BEGIN Information given

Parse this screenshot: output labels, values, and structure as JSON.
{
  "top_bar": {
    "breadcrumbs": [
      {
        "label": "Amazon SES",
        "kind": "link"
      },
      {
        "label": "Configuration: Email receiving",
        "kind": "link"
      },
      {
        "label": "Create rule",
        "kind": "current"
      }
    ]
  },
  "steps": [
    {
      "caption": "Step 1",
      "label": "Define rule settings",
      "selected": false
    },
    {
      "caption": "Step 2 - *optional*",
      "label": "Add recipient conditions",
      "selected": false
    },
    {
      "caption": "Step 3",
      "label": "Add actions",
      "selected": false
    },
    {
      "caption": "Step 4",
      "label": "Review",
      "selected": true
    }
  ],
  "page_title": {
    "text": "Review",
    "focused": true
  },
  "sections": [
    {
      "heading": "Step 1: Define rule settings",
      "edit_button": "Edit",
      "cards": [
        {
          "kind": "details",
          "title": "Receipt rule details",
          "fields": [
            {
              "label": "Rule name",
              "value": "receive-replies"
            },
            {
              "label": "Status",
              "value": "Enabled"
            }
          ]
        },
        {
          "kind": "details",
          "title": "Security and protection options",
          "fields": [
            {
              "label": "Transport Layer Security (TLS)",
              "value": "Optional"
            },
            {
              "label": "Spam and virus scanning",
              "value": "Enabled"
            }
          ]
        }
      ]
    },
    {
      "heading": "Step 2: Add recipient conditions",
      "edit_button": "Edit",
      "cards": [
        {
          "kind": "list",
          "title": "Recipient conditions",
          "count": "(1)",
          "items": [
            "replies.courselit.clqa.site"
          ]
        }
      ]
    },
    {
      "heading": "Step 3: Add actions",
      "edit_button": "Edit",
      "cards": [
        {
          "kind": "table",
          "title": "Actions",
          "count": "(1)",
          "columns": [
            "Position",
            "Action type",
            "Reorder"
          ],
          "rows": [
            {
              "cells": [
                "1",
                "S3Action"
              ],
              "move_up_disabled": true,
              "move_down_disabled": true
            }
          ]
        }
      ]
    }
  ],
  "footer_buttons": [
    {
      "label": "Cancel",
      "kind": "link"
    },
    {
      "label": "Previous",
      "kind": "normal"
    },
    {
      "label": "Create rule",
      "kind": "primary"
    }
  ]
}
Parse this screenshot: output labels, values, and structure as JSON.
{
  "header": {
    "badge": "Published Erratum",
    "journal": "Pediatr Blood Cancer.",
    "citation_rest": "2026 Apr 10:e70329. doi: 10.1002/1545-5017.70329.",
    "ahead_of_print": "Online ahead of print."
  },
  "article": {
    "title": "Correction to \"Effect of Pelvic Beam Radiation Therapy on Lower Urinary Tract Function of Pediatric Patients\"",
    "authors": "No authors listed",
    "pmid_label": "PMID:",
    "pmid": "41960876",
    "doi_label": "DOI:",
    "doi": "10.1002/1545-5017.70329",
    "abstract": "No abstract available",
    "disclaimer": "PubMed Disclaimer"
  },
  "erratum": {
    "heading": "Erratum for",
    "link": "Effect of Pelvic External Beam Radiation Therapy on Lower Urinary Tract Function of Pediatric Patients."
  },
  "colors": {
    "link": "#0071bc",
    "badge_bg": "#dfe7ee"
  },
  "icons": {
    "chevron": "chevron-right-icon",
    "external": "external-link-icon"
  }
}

END Information given

Prompt | The response must give every line from the material above that holds the string "Function".

Your solution |
    "title": "Correction to \"Effect of Pelvic Beam Radiation Therapy on Lower Urinary Tract Function of Pediatric Patients\"",
    "link": "Effect of Pelvic External Beam Radiation Therapy on Lower Urinary Tract Function of Pediatric Patients."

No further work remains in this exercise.